**STATED TASK:**
From the material below, list every line containing "бюджета".

**EXERCISE INPUTS:**
--- --- ---

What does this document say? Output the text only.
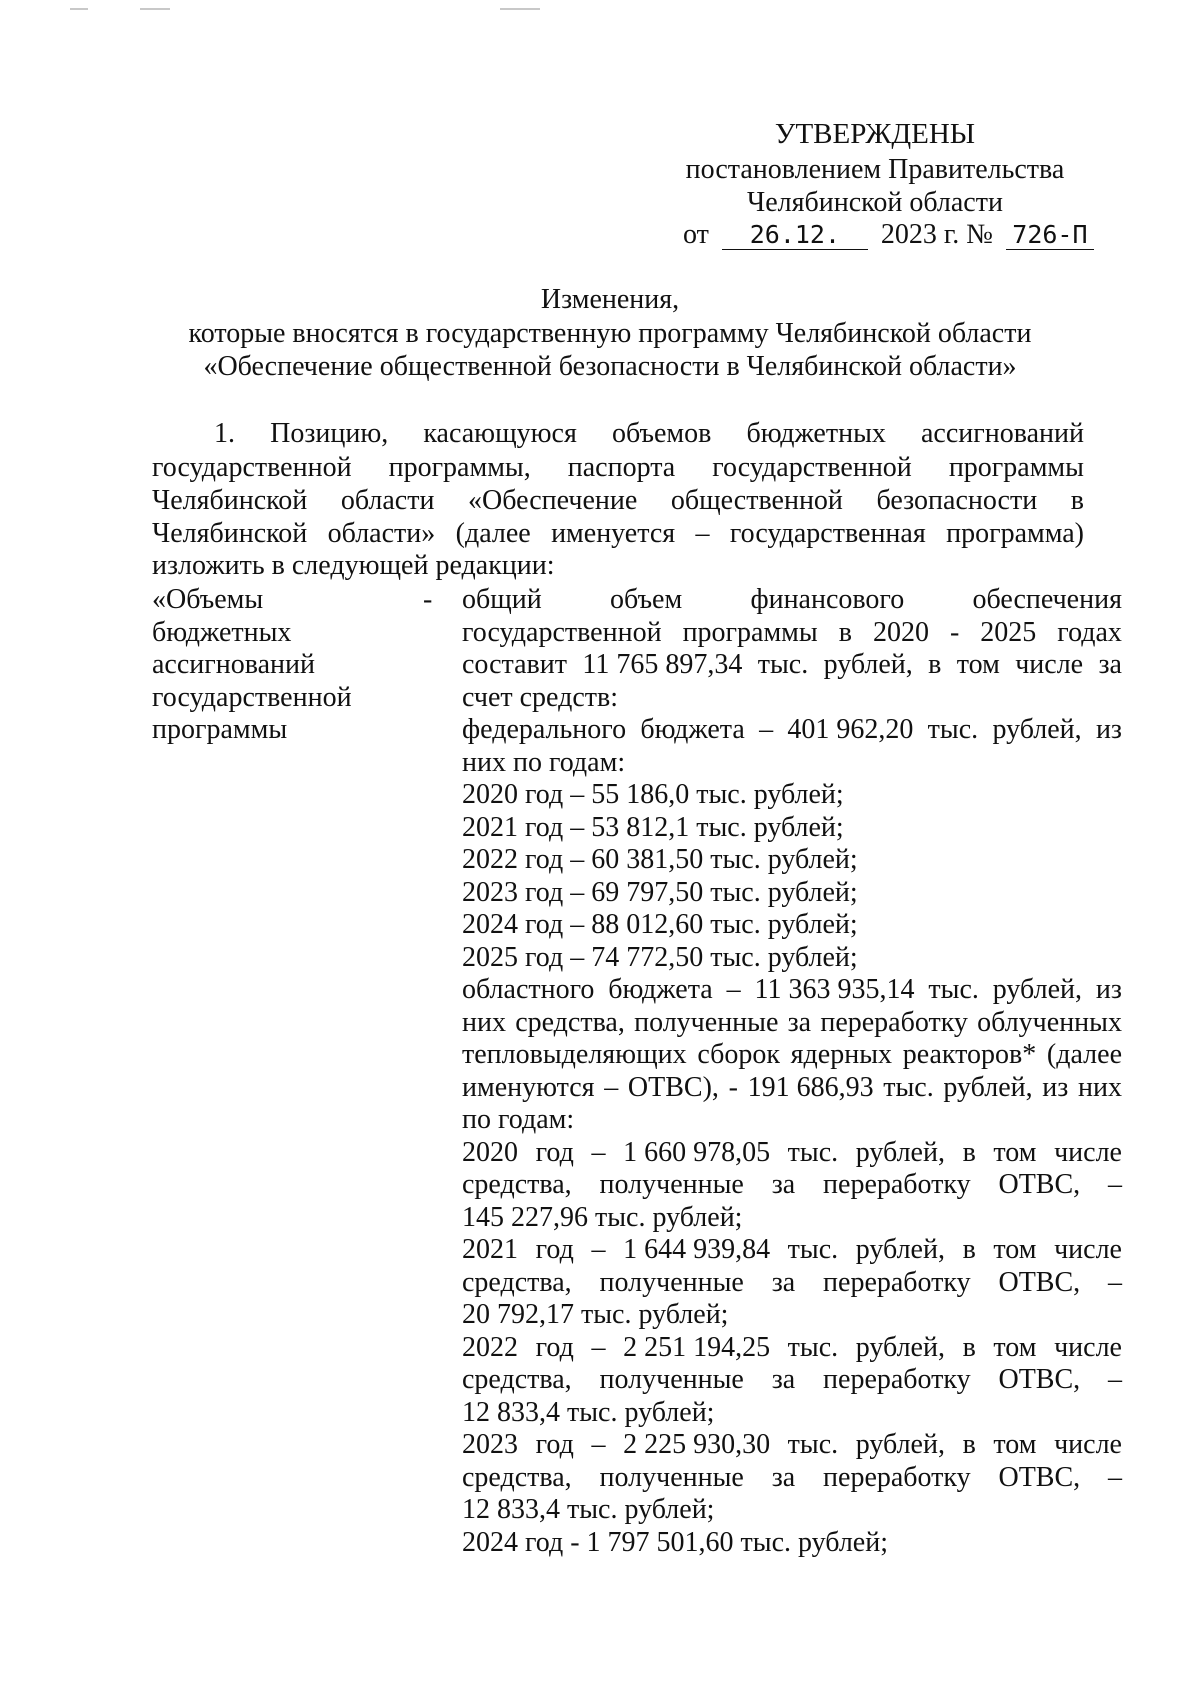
УТВЕРЖДЕНЫ
постановлением Правительства
Челябинской области
от 26.12. 2023 г. № 726-П
Изменения,
которые вносятся в государственную программу Челябинской области
«Обеспечение общественной безопасности в Челябинской области»
1. Позицию, касающуюся объемов бюджетных ассигнований
государственной программы, паспорта государственной программы
Челябинской области «Обеспечение общественной безопасности в
Челябинской области» (далее именуется – государственная программа)
изложить в следующей редакции:
«Объемы
бюджетных
ассигнований
государственной
программы
- общий объем финансового обеспечения
государственной программы в 2020 - 2025 годах
составит 11 765 897,34 тыс. рублей, в том числе за
счет средств:
федерального бюджета – 401 962,20 тыс. рублей, из
них по годам:
2020 год – 55 186,0 тыс. рублей;
2021 год – 53 812,1 тыс. рублей;
2022 год – 60 381,50 тыс. рублей;
2023 год – 69 797,50 тыс. рублей;
2024 год – 88 012,60 тыс. рублей;
2025 год – 74 772,50 тыс. рублей;
областного бюджета – 11 363 935,14 тыс. рублей, из
них средства, полученные за переработку облученных
тепловыделяющих сборок ядерных реакторов* (далее
именуются – ОТВС), - 191 686,93 тыс. рублей, из них
по годам:
2020 год – 1 660 978,05 тыс. рублей, в том числе
средства, полученные за переработку ОТВС, –
145 227,96 тыс. рублей;
2021 год – 1 644 939,84 тыс. рублей, в том числе
средства, полученные за переработку ОТВС, –
20 792,17 тыс. рублей;
2022 год – 2 251 194,25 тыс. рублей, в том числе
средства, полученные за переработку ОТВС, –
12 833,4 тыс. рублей;
2023 год – 2 225 930,30 тыс. рублей, в том числе
средства, полученные за переработку ОТВС, –
12 833,4 тыс. рублей;
2024 год - 1 797 501,60 тыс. рублей;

--- --- ---

**WRITTEN SOLUTION:**
федерального бюджета – 401 962,20 тыс. рублей, из
областного бюджета – 11 363 935,14 тыс. рублей, из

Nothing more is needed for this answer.